- WHAT TO DO:
Strip the pictures and reproduce the rest of the listing exactly.
===== THE DATA
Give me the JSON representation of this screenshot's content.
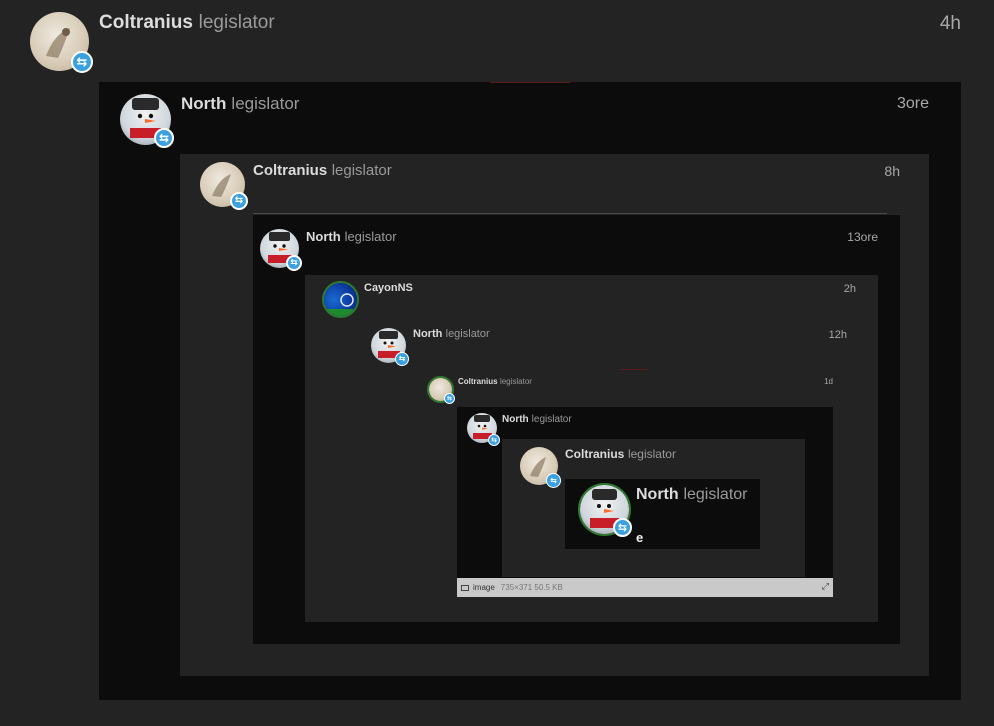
{
  "posts": [
    {
      "author": "Coltranius",
      "role": "legislator",
      "time": "4h"
    },
    {
      "author": "North",
      "role": "legislator",
      "time": "3ore"
    },
    {
      "author": "Coltranius",
      "role": "legislator",
      "time": "8h"
    },
    {
      "author": "North",
      "role": "legislator",
      "time": "13ore"
    },
    {
      "author": "CayonNS",
      "role": "",
      "time": "2h"
    },
    {
      "author": "North",
      "role": "legislator",
      "time": "12h"
    },
    {
      "author": "Coltranius",
      "role": "legislator",
      "time": "1d"
    },
    {
      "author": "North",
      "role": "legislator",
      "time": ""
    },
    {
      "author": "Coltranius",
      "role": "legislator",
      "time": ""
    },
    {
      "author": "North",
      "role": "legislator",
      "time": "",
      "message": "e"
    }
  ],
  "image_bar": {
    "label": "image",
    "meta": "735×371 50.5 KB",
    "expand_icon": "expand-icon"
  },
  "colors": {
    "badge": "#3aa0e0",
    "panel_dark": "#0c0c0c",
    "panel_gray": "#232323"
  }
}
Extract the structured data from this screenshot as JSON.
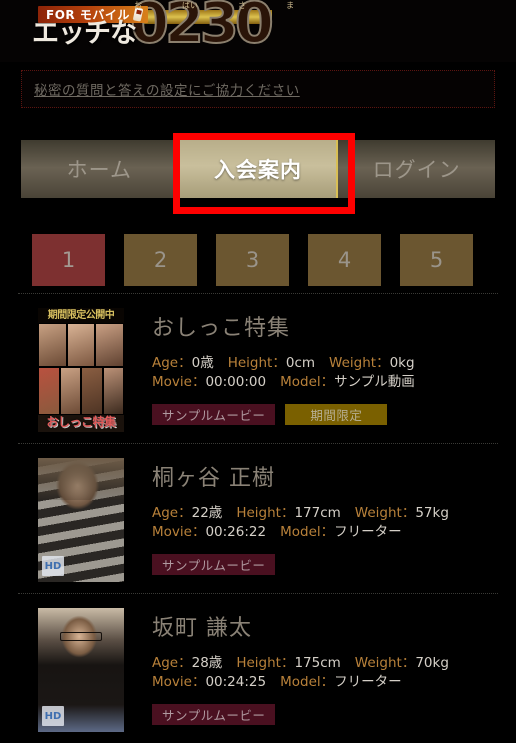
{
  "site": {
    "logo_badge": "FOR モバイル",
    "logo_kana": "エッチな",
    "logo_number": "0230",
    "logo_ruby": [
      "お",
      "ばい",
      "さ",
      "ま"
    ]
  },
  "notice": {
    "link_text": "秘密の質問と答えの設定にご協力ください"
  },
  "tabs": [
    {
      "label": "ホーム",
      "active": false
    },
    {
      "label": "入会案内",
      "active": true
    },
    {
      "label": "ログイン",
      "active": false
    }
  ],
  "annotation": {
    "target": "入会案内",
    "color": "#fe0000"
  },
  "pagination": {
    "pages": [
      {
        "label": "1",
        "active": true
      },
      {
        "label": "2",
        "active": false
      },
      {
        "label": "3",
        "active": false
      },
      {
        "label": "4",
        "active": false
      },
      {
        "label": "5",
        "active": false
      }
    ],
    "active_color": "#7d3030",
    "inactive_color": "#6b5630"
  },
  "labels": {
    "age": "Age",
    "height": "Height",
    "weight": "Weight",
    "movie": "Movie",
    "model": "Model",
    "colon": "：",
    "hd": "HD"
  },
  "items": [
    {
      "title": "おしっこ特集",
      "age": "0歳",
      "height": "0cm",
      "weight": "0kg",
      "movie": "00:00:00",
      "model": "サンプル動画",
      "thumb_header": "期間限定公開中",
      "thumb_footer": "おしっこ特集",
      "badges": [
        {
          "label": "サンプルムービー",
          "style": "sample"
        },
        {
          "label": "期間限定",
          "style": "limited"
        }
      ]
    },
    {
      "title": "桐ヶ谷 正樹",
      "age": "22歳",
      "height": "177cm",
      "weight": "57kg",
      "movie": "00:26:22",
      "model": "フリーター",
      "badges": [
        {
          "label": "サンプルムービー",
          "style": "sample"
        }
      ]
    },
    {
      "title": "坂町 謙太",
      "age": "28歳",
      "height": "175cm",
      "weight": "70kg",
      "movie": "00:24:25",
      "model": "フリーター",
      "badges": [
        {
          "label": "サンプルムービー",
          "style": "sample"
        }
      ]
    }
  ]
}
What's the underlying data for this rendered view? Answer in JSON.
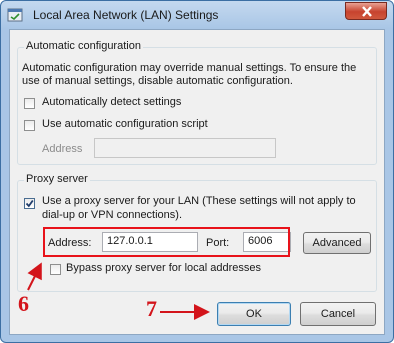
{
  "window": {
    "title": "Local Area Network (LAN) Settings"
  },
  "auto_config": {
    "title": "Automatic configuration",
    "description_line1": "Automatic configuration may override manual settings.  To ensure the",
    "description_line2": "use of manual settings, disable automatic configuration.",
    "detect_label": "Automatically detect settings",
    "detect_checked": false,
    "script_label": "Use automatic configuration script",
    "script_checked": false,
    "address_label": "Address",
    "address_value": ""
  },
  "proxy": {
    "title": "Proxy server",
    "use_proxy_label_line1": "Use a proxy server for your LAN (These settings will not apply to",
    "use_proxy_label_line2": "dial-up or VPN connections).",
    "use_proxy_checked": true,
    "address_label": "Address:",
    "address_value": "127.0.0.1",
    "port_label": "Port:",
    "port_value": "6006",
    "advanced_label": "Advanced",
    "bypass_label": "Bypass proxy server for local addresses",
    "bypass_checked": false
  },
  "buttons": {
    "ok_label": "OK",
    "cancel_label": "Cancel"
  },
  "annotations": {
    "step6": "6",
    "step7": "7",
    "color": "#d3141b"
  }
}
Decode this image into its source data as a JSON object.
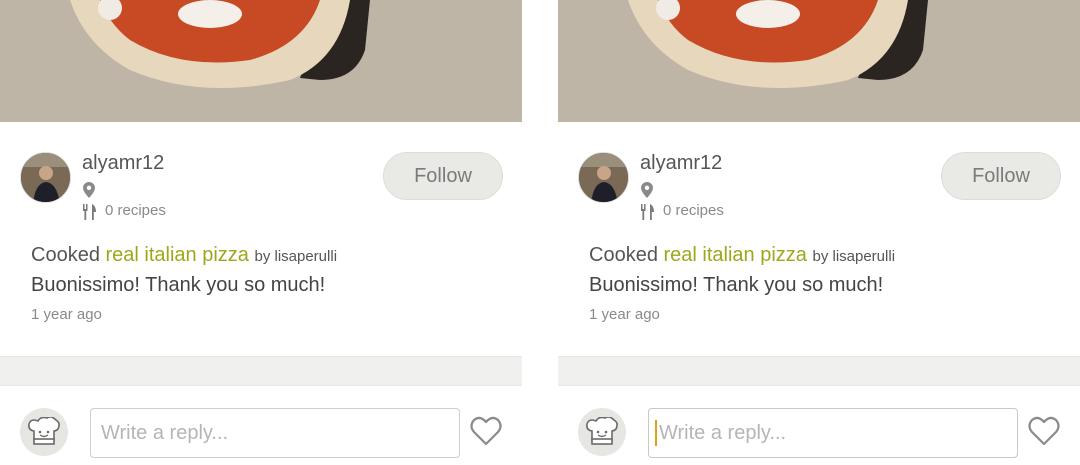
{
  "panels": [
    {
      "post": {
        "username": "alyamr12",
        "recipes_count": "0 recipes",
        "follow_label": "Follow",
        "cooked_prefix": "Cooked",
        "recipe_title": "real italian pizza",
        "by_author": "by lisaperulli",
        "message": "Buonissimo! Thank you so much!",
        "timestamp": "1 year ago"
      },
      "reply": {
        "placeholder": "Write a reply..."
      }
    },
    {
      "post": {
        "username": "alyamr12",
        "recipes_count": "0 recipes",
        "follow_label": "Follow",
        "cooked_prefix": "Cooked",
        "recipe_title": "real italian pizza",
        "by_author": "by lisaperulli",
        "message": "Buonissimo! Thank you so much!",
        "timestamp": "1 year ago"
      },
      "reply": {
        "placeholder": "Write a reply..."
      }
    }
  ],
  "colors": {
    "accent_recipe": "#9ca81a",
    "follow_bg": "#e9e9e6",
    "caret": "#d9a41a"
  },
  "icons": [
    "location-pin-icon",
    "fork-knife-icon",
    "chef-hat-icon",
    "heart-outline-icon"
  ]
}
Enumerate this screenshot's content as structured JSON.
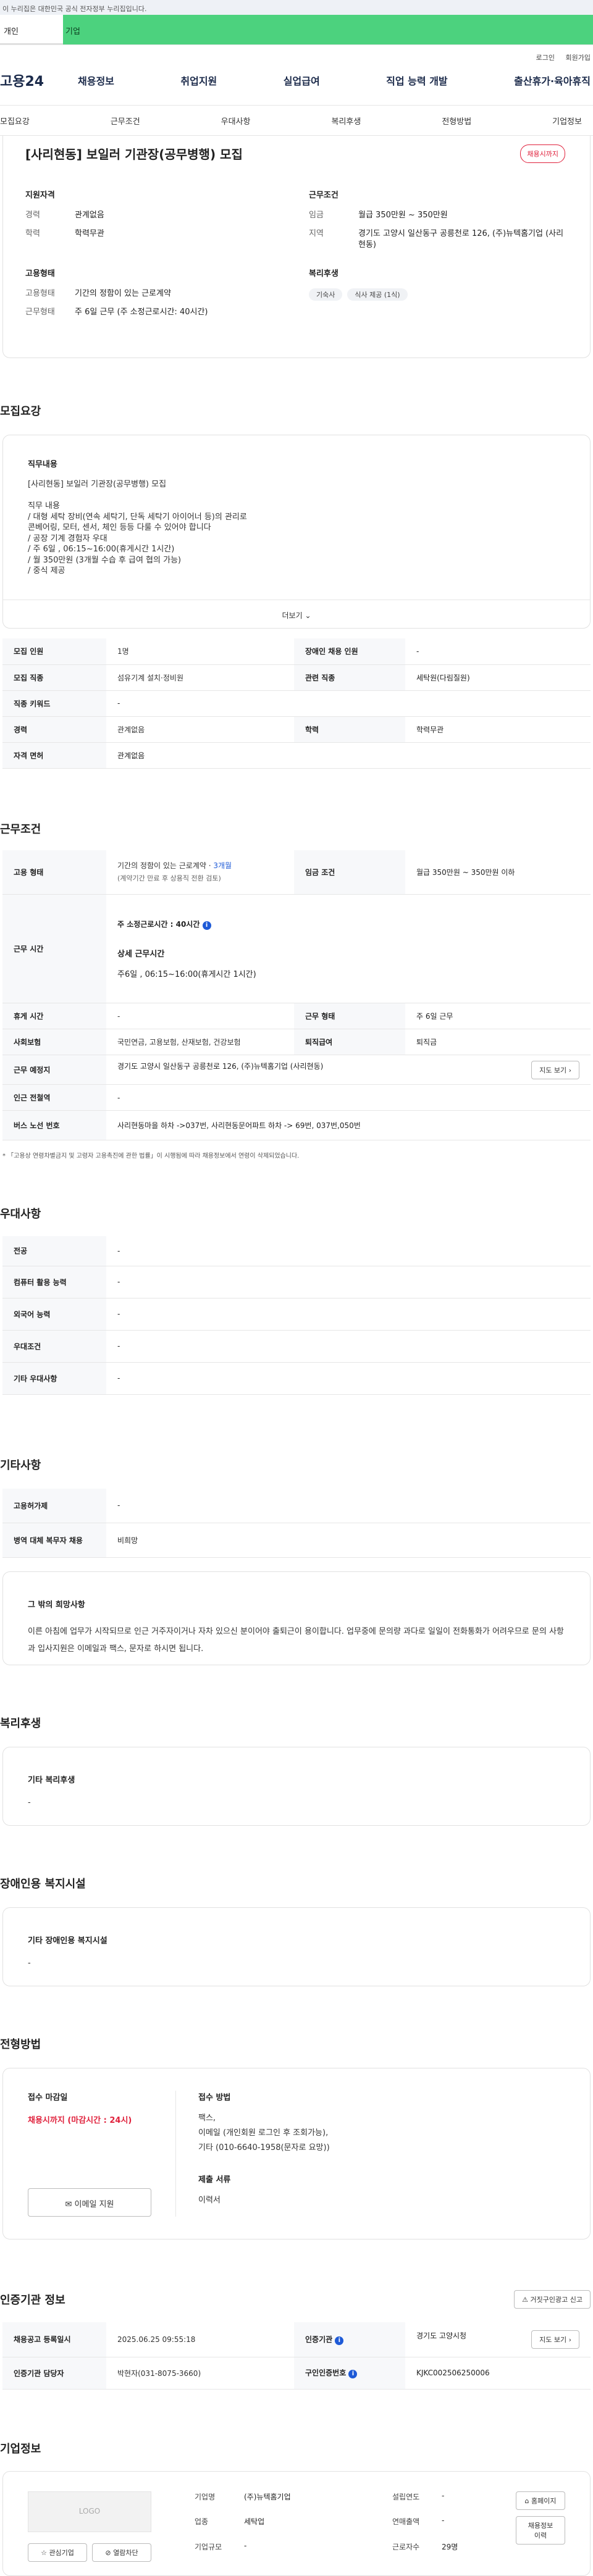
==========
- OUTPUT FOR THIS TASK:
Give me the JSON representation of this screenshot's content.
{
  "posts": [
    {
      "author": "Coltranius",
      "role": "legislator",
      "time": "4h"
    },
    {
      "author": "North",
      "role": "legislator",
      "time": "3ore"
    },
    {
      "author": "Coltranius",
      "role": "legislator",
      "time": "8h"
    },
    {
      "author": "North",
      "role": "legislator",
      "time": "13ore"
    },
    {
      "author": "CayonNS",
      "role": "",
      "time": "2h"
    },
    {
      "author": "North",
      "role": "legislator",
      "time": "12h"
    },
    {
      "author": "Coltranius",
      "role": "legislator",
      "time": "1d"
    },
    {
      "author": "North",
      "role": "legislator",
      "time": ""
    },
    {
      "author": "Coltranius",
      "role": "legislator",
      "time": ""
    },
    {
      "author": "North",
      "role": "legislator",
      "time": "",
      "message": "e"
    }
  ],
  "image_bar": {
    "label": "image",
    "meta": "735×371 50.5 KB",
    "expand_icon": "expand-icon"
  },
  "colors": {
    "badge": "#3aa0e0",
    "panel_dark": "#0c0c0c",
    "panel_gray": "#232323"
  }
}
Extract the structured data from this screenshot as JSON.
{
  "site": {
    "logo_badge": "FOR モバイル",
    "logo_kana": "エッチな",
    "logo_number": "0230",
    "logo_ruby": [
      "お",
      "ばい",
      "さ",
      "ま"
    ]
  },
  "notice": {
    "link_text": "秘密の質問と答えの設定にご協力ください"
  },
  "tabs": [
    {
      "label": "ホーム",
      "active": false
    },
    {
      "label": "入会案内",
      "active": true
    },
    {
      "label": "ログイン",
      "active": false
    }
  ],
  "annotation": {
    "target": "入会案内",
    "color": "#fe0000"
  },
  "pagination": {
    "pages": [
      {
        "label": "1",
        "active": true
      },
      {
        "label": "2",
        "active": false
      },
      {
        "label": "3",
        "active": false
      },
      {
        "label": "4",
        "active": false
      },
      {
        "label": "5",
        "active": false
      }
    ],
    "active_color": "#7d3030",
    "inactive_color": "#6b5630"
  },
  "labels": {
    "age": "Age",
    "height": "Height",
    "weight": "Weight",
    "movie": "Movie",
    "model": "Model",
    "colon": "：",
    "hd": "HD"
  },
  "items": [
    {
      "title": "おしっこ特集",
      "age": "0歳",
      "height": "0cm",
      "weight": "0kg",
      "movie": "00:00:00",
      "model": "サンプル動画",
      "thumb_header": "期間限定公開中",
      "thumb_footer": "おしっこ特集",
      "badges": [
        {
          "label": "サンプルムービー",
          "style": "sample"
        },
        {
          "label": "期間限定",
          "style": "limited"
        }
      ]
    },
    {
      "title": "桐ヶ谷 正樹",
      "age": "22歳",
      "height": "177cm",
      "weight": "57kg",
      "movie": "00:26:22",
      "model": "フリーター",
      "badges": [
        {
          "label": "サンプルムービー",
          "style": "sample"
        }
      ]
    },
    {
      "title": "坂町 謙太",
      "age": "28歳",
      "height": "175cm",
      "weight": "70kg",
      "movie": "00:24:25",
      "model": "フリーター",
      "badges": [
        {
          "label": "サンプルムービー",
          "style": "sample"
        }
      ]
    }
  ]
}
What's the underlying data for this rendered view? Answer in JSON.
{
  "window": {
    "title": "Local Area Network (LAN) Settings"
  },
  "auto_config": {
    "title": "Automatic configuration",
    "description_line1": "Automatic configuration may override manual settings.  To ensure the",
    "description_line2": "use of manual settings, disable automatic configuration.",
    "detect_label": "Automatically detect settings",
    "detect_checked": false,
    "script_label": "Use automatic configuration script",
    "script_checked": false,
    "address_label": "Address",
    "address_value": ""
  },
  "proxy": {
    "title": "Proxy server",
    "use_proxy_label_line1": "Use a proxy server for your LAN (These settings will not apply to",
    "use_proxy_label_line2": "dial-up or VPN connections).",
    "use_proxy_checked": true,
    "address_label": "Address:",
    "address_value": "127.0.0.1",
    "port_label": "Port:",
    "port_value": "6006",
    "advanced_label": "Advanced",
    "bypass_label": "Bypass proxy server for local addresses",
    "bypass_checked": false
  },
  "buttons": {
    "ok_label": "OK",
    "cancel_label": "Cancel"
  },
  "annotations": {
    "step6": "6",
    "step7": "7",
    "color": "#d3141b"
  }
}
Decode this image into its source data as a JSON object.
{
  "panels": [
    {
      "post": {
        "username": "alyamr12",
        "recipes_count": "0 recipes",
        "follow_label": "Follow",
        "cooked_prefix": "Cooked",
        "recipe_title": "real italian pizza",
        "by_author": "by lisaperulli",
        "message": "Buonissimo! Thank you so much!",
        "timestamp": "1 year ago"
      },
      "reply": {
        "placeholder": "Write a reply..."
      }
    },
    {
      "post": {
        "username": "alyamr12",
        "recipes_count": "0 recipes",
        "follow_label": "Follow",
        "cooked_prefix": "Cooked",
        "recipe_title": "real italian pizza",
        "by_author": "by lisaperulli",
        "message": "Buonissimo! Thank you so much!",
        "timestamp": "1 year ago"
      },
      "reply": {
        "placeholder": "Write a reply..."
      }
    }
  ],
  "colors": {
    "accent_recipe": "#9ca81a",
    "follow_bg": "#e9e9e6",
    "caret": "#d9a41a"
  },
  "icons": [
    "location-pin-icon",
    "fork-knife-icon",
    "chef-hat-icon",
    "heart-outline-icon"
  ]
}
Enumerate this screenshot's content as structured JSON.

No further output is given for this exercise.